All of the data below should be written out exactly.
─── Extracted records ───
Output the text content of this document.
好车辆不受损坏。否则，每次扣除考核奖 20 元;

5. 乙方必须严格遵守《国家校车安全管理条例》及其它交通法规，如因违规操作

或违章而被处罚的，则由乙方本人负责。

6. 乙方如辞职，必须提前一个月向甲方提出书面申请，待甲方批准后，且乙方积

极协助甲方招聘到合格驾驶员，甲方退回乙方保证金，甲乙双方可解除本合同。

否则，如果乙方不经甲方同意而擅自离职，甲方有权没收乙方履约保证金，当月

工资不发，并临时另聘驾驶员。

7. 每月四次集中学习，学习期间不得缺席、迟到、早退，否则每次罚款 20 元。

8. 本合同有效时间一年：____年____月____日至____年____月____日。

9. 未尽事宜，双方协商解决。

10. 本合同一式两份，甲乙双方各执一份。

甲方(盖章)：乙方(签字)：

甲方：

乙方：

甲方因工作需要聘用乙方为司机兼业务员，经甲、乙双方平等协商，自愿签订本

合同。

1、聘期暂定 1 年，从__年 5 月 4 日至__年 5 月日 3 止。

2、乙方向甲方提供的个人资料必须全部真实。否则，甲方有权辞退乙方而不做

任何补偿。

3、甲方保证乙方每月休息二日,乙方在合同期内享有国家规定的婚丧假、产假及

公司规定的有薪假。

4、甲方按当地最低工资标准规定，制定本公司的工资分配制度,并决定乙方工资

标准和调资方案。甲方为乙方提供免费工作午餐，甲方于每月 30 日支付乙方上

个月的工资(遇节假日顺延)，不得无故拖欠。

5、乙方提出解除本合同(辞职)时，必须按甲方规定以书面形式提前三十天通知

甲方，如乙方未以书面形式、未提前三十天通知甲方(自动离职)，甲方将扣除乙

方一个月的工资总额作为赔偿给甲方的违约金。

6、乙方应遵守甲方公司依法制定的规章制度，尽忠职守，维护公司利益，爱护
───
Solution to the exercise –
Output the text content of this document.
好车辆不受损坏。否则，每次扣除考核奖 20 元;

5. 乙方必须严格遵守《国家校车安全管理条例》及其它交通法规，如因违规操作

或违章而被处罚的，则由乙方本人负责。

6. 乙方如辞职，必须提前一个月向甲方提出书面申请，待甲方批准后，且乙方积

极协助甲方招聘到合格驾驶员，甲方退回乙方保证金，甲乙双方可解除本合同。

否则，如果乙方不经甲方同意而擅自离职，甲方有权没收乙方履约保证金，当月

工资不发，并临时另聘驾驶员。

7. 每月四次集中学习，学习期间不得缺席、迟到、早退，否则每次罚款 20 元。

8. 本合同有效时间一年：____年____月____日至____年____月____日。

9. 未尽事宜，双方协商解决。

10. 本合同一式两份，甲乙双方各执一份。

甲方(盖章)：乙方(签字)：

甲方：

乙方：

甲方因工作需要聘用乙方为司机兼业务员，经甲、乙双方平等协商，自愿签订本

合同。

1、聘期暂定 1 年，从__年 5 月 4 日至__年 5 月日 3 止。

2、乙方向甲方提供的个人资料必须全部真实。否则，甲方有权辞退乙方而不做

任何补偿。

3、甲方保证乙方每月休息二日,乙方在合同期内享有国家规定的婚丧假、产假及

公司规定的有薪假。

4、甲方按当地最低工资标准规定，制定本公司的工资分配制度,并决定乙方工资

标准和调资方案。甲方为乙方提供免费工作午餐，甲方于每月 30 日支付乙方上

个月的工资(遇节假日顺延)，不得无故拖欠。

5、乙方提出解除本合同(辞职)时，必须按甲方规定以书面形式提前三十天通知

甲方，如乙方未以书面形式、未提前三十天通知甲方(自动离职)，甲方将扣除乙

方一个月的工资总额作为赔偿给甲方的违约金。

6、乙方应遵守甲方公司依法制定的规章制度，尽忠职守，维护公司利益，爱护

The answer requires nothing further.